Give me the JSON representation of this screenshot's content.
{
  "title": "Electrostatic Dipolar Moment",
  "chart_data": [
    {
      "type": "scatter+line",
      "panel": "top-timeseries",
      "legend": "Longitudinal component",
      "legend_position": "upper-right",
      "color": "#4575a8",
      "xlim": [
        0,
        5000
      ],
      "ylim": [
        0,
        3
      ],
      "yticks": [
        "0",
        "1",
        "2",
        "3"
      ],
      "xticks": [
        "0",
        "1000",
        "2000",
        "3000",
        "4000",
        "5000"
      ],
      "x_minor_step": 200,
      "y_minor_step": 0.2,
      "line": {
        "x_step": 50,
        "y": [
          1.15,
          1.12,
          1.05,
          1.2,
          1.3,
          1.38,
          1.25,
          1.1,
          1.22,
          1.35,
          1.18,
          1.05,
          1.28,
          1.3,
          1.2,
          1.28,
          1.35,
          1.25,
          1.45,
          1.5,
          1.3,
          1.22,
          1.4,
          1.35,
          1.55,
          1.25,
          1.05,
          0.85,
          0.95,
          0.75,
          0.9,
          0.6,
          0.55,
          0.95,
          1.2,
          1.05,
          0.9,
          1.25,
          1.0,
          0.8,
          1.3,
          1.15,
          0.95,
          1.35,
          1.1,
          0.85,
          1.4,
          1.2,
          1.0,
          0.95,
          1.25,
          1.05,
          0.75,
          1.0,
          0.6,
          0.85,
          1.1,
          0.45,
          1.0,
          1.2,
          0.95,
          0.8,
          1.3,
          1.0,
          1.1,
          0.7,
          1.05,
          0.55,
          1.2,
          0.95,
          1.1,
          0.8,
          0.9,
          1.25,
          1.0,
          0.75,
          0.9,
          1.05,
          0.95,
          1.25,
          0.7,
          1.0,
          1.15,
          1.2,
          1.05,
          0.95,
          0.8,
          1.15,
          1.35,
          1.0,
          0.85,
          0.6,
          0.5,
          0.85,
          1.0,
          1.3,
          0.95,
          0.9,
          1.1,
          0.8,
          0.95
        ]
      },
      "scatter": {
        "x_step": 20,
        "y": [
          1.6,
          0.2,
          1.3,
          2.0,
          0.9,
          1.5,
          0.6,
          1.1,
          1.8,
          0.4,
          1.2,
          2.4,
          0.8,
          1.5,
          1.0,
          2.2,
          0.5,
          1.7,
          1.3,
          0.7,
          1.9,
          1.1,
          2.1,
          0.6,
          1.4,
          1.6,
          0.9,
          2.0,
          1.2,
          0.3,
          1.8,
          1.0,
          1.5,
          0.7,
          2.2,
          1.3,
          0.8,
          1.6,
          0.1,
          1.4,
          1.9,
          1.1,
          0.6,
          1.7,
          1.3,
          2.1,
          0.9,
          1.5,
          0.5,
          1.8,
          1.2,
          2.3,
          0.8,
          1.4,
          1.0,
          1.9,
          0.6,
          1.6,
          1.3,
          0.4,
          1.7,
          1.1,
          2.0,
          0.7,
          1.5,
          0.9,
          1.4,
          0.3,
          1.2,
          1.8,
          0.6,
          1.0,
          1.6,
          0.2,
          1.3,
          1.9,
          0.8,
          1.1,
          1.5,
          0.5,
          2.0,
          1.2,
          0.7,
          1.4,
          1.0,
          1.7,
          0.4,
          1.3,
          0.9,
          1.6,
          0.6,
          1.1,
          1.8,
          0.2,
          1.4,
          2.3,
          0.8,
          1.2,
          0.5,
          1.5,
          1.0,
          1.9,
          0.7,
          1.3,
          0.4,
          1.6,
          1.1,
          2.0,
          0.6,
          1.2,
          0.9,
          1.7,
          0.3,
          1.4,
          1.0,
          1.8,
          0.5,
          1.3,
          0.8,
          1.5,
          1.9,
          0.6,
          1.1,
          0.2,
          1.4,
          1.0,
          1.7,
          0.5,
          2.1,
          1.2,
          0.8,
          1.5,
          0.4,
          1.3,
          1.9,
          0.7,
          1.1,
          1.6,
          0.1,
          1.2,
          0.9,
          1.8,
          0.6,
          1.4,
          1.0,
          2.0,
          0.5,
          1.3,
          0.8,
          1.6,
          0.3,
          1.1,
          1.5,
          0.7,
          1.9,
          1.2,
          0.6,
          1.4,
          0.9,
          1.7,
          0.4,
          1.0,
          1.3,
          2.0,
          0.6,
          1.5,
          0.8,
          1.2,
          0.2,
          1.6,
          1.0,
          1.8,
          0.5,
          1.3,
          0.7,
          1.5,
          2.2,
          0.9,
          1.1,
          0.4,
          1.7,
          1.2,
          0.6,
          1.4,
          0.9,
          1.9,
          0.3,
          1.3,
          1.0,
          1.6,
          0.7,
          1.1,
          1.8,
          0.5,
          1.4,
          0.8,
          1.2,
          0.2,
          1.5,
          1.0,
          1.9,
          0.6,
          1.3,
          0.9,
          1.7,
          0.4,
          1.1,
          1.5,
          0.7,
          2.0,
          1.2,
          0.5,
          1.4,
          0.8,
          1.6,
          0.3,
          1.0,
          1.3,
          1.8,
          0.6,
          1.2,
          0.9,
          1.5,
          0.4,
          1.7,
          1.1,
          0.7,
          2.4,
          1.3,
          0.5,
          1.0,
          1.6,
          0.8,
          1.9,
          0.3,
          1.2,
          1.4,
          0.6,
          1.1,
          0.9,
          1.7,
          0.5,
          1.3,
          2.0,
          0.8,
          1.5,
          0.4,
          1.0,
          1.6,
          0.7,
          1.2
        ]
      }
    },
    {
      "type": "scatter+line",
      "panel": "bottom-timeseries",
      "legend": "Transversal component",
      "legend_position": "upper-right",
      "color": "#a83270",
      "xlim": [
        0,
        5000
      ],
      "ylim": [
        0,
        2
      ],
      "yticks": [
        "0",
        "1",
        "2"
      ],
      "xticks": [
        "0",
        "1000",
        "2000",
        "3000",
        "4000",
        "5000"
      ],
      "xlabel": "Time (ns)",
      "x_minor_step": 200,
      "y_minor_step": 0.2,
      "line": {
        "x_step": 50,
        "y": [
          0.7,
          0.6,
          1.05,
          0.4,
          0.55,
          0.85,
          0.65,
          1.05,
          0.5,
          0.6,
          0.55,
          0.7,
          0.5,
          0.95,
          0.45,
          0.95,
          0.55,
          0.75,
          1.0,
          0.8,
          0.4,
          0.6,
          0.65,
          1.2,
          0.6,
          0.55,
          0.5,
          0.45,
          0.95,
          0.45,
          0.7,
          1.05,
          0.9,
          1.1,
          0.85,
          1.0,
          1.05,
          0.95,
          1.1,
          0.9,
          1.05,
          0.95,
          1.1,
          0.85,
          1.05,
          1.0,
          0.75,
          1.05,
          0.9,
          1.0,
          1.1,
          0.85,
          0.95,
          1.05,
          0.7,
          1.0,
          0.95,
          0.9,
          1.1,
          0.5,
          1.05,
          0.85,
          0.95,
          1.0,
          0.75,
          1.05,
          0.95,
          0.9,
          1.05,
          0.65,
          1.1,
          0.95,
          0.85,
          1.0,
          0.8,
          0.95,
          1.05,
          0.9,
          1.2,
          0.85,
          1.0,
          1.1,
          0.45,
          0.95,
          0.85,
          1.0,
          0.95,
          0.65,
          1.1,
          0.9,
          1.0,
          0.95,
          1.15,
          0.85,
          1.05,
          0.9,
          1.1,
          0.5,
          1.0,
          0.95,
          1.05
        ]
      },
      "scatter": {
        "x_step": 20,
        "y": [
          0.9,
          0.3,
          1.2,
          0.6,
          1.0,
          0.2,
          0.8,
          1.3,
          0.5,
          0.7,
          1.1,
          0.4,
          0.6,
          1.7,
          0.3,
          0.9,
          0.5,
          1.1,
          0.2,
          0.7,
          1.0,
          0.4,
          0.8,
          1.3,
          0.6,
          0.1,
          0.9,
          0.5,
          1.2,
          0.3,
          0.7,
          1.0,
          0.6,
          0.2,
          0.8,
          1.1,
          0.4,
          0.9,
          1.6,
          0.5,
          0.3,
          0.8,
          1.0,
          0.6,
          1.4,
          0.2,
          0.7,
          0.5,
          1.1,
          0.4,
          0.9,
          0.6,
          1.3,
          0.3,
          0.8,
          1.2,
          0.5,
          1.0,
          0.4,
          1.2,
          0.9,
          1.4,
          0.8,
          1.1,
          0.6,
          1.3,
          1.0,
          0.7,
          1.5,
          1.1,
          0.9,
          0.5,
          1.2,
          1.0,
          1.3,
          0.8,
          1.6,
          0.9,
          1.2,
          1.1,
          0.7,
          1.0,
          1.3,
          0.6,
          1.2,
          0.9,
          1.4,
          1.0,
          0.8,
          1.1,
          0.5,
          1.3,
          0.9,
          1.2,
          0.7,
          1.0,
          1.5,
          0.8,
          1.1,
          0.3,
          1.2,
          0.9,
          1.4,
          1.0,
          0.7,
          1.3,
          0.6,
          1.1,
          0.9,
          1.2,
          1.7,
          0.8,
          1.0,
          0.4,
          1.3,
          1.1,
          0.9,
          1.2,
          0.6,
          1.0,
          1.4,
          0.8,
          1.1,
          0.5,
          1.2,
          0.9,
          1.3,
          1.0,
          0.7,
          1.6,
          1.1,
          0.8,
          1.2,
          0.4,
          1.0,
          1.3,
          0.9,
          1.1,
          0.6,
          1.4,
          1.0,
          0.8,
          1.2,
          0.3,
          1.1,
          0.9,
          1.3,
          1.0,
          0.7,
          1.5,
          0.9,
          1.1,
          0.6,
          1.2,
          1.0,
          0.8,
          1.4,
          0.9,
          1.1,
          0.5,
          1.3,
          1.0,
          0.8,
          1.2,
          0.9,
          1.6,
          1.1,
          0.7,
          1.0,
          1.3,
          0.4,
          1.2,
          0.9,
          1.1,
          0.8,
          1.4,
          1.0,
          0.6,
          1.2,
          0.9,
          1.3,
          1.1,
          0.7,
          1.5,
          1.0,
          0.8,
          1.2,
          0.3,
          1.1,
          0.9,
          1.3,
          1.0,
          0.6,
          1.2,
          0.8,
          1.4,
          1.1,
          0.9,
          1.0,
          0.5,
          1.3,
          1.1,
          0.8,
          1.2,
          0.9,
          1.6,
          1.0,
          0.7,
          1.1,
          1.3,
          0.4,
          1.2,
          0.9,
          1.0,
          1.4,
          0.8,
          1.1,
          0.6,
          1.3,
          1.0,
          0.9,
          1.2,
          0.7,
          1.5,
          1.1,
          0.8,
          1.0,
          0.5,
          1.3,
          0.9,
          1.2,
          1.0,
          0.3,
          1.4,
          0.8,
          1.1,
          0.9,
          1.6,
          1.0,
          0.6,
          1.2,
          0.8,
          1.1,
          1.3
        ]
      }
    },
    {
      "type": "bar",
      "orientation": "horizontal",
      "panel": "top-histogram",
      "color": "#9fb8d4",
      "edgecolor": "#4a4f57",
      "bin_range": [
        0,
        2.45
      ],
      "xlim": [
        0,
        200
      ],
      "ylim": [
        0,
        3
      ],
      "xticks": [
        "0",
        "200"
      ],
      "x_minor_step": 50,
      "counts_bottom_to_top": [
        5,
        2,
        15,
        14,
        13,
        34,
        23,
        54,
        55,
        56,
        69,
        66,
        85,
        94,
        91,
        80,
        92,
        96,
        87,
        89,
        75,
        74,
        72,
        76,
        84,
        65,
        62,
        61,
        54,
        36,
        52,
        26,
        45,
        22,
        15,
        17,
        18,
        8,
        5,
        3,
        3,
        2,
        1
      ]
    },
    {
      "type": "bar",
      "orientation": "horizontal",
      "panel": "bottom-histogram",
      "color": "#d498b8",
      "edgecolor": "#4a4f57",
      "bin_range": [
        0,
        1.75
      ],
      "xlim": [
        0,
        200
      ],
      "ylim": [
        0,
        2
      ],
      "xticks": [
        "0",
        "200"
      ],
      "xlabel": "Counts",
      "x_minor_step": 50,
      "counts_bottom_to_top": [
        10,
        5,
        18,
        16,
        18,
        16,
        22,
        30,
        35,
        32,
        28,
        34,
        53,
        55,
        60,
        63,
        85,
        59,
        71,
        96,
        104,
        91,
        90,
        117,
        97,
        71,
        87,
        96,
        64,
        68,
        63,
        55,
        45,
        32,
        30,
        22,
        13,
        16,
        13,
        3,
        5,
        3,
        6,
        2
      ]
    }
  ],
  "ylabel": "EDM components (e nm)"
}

* * *

| DIRECTIONS |
State, as a number only, how many lines in the entries include "panel".

| OUTPUT FOR THIS EXERCISE |
4